Start of Records
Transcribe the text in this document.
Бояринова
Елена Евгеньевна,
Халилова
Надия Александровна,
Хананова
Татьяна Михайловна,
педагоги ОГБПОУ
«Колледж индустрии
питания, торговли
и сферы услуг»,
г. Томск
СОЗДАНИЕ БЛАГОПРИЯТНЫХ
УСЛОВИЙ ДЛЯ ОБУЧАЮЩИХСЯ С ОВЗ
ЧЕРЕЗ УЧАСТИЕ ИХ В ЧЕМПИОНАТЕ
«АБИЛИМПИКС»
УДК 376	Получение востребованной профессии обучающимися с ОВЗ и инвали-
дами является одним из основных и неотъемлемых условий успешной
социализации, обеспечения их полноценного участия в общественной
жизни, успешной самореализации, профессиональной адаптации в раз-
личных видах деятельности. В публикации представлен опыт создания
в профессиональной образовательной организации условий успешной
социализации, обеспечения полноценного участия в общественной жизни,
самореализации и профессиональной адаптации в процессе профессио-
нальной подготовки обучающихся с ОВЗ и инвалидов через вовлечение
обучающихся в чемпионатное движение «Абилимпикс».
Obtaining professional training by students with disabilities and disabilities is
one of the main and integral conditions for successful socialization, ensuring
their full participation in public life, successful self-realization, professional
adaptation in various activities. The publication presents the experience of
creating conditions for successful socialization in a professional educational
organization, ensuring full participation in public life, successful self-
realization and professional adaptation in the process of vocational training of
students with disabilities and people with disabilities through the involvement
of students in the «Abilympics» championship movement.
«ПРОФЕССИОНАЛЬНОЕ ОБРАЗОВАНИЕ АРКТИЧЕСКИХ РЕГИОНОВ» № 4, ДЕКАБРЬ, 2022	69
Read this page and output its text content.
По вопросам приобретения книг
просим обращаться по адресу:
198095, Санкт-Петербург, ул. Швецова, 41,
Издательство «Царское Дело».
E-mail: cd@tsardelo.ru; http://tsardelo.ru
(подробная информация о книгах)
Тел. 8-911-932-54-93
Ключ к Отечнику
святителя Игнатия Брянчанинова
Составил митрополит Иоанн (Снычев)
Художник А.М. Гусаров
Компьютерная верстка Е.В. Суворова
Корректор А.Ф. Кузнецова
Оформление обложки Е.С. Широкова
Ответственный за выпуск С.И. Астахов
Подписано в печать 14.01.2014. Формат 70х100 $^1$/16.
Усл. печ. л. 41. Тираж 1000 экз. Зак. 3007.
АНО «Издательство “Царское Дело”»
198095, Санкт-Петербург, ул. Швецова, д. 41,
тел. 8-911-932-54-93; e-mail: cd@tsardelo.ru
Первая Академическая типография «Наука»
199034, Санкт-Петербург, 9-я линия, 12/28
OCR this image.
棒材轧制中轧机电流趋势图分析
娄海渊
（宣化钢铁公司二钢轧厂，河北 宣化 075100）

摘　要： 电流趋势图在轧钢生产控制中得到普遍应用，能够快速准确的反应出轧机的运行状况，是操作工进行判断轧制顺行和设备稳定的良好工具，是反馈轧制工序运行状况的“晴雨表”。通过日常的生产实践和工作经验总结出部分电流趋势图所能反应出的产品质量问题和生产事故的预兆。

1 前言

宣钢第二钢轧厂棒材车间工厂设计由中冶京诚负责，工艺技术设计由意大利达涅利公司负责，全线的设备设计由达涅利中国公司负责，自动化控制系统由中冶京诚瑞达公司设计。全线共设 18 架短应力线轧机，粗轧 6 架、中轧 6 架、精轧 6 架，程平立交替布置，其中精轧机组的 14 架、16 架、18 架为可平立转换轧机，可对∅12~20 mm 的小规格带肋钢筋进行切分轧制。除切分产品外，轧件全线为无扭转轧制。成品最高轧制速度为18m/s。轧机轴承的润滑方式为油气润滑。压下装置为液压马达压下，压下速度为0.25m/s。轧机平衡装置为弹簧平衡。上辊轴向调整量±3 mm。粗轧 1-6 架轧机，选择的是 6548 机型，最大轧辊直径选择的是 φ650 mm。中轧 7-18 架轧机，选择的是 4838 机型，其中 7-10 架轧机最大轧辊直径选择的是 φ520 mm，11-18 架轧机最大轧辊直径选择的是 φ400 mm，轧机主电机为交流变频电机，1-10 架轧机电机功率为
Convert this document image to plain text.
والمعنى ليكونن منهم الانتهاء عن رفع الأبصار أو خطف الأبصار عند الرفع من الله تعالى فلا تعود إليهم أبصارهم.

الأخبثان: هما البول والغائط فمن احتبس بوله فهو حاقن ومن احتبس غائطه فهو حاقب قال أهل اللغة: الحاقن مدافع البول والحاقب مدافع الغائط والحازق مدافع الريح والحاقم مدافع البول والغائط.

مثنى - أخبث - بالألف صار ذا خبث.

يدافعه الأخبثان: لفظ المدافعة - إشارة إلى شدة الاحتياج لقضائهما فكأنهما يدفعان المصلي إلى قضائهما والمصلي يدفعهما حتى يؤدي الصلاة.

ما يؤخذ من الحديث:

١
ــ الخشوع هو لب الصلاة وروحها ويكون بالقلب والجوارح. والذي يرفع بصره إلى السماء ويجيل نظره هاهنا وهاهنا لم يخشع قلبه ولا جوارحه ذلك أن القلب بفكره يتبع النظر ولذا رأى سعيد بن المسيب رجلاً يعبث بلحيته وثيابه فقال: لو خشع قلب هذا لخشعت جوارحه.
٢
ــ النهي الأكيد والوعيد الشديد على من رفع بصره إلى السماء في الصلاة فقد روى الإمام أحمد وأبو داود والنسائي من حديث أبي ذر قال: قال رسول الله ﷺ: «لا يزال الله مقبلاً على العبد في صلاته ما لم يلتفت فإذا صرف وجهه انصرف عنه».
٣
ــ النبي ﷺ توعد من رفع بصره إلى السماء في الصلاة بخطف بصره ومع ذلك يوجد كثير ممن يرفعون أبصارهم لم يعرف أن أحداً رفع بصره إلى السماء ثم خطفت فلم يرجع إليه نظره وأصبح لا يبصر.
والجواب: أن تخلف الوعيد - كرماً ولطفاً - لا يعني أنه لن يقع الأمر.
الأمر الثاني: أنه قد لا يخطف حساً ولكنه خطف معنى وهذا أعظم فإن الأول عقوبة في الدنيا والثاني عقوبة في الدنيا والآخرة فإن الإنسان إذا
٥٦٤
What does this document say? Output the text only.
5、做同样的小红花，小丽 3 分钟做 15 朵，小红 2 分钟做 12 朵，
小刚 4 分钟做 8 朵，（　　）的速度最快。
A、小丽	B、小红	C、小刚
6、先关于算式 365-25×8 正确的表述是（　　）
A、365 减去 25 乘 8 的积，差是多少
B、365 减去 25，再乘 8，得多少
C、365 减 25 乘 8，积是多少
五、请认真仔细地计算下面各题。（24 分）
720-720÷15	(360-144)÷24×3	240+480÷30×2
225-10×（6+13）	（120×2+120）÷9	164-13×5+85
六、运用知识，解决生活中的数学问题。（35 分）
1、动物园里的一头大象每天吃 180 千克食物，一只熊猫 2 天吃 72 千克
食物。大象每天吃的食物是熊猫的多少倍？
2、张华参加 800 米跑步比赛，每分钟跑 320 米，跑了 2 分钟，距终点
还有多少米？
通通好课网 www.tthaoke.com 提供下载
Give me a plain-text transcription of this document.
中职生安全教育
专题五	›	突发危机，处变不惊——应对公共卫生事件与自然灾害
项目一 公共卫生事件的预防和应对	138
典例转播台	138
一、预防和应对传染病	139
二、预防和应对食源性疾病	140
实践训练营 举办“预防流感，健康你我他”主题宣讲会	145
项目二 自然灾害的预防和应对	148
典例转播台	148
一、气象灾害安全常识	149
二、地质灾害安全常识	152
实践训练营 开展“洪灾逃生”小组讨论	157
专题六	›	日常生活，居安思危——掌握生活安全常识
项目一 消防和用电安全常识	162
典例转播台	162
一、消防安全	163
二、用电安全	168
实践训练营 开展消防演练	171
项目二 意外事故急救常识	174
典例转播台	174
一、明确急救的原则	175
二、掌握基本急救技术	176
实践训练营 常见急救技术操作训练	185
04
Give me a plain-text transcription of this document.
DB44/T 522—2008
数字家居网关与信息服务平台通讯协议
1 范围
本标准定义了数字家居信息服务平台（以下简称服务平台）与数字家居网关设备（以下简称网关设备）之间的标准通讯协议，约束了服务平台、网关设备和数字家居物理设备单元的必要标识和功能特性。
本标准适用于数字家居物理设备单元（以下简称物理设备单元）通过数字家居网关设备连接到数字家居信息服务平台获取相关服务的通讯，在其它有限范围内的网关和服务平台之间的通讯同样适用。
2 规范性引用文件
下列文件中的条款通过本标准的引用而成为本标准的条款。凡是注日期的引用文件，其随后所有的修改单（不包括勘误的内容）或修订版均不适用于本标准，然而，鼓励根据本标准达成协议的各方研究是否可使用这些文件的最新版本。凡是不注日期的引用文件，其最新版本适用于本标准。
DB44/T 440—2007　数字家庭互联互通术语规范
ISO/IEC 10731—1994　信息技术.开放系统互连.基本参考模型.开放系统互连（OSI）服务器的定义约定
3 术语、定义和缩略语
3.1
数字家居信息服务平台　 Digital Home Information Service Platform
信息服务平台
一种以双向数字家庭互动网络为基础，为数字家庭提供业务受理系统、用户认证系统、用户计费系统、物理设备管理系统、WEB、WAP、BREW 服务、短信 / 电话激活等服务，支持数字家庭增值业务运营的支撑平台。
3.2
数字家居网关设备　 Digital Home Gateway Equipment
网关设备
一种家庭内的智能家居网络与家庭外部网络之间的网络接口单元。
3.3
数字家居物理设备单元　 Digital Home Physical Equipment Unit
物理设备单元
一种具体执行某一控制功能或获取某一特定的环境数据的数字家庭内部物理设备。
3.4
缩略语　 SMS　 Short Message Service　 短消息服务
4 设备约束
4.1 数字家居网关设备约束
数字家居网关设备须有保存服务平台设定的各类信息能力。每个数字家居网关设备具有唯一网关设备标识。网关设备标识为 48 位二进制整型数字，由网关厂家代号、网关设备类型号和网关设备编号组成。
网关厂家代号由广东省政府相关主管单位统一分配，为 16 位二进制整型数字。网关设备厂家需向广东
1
End of Records
Task goal:
Copy every line of the records above that contains "document".

Written answer:
Transcribe the text in this document.
Convert this document image to plain text.
What does this document say? Output the text only.
Give me a plain-text transcription of this document.
Give me a plain-text transcription of this document.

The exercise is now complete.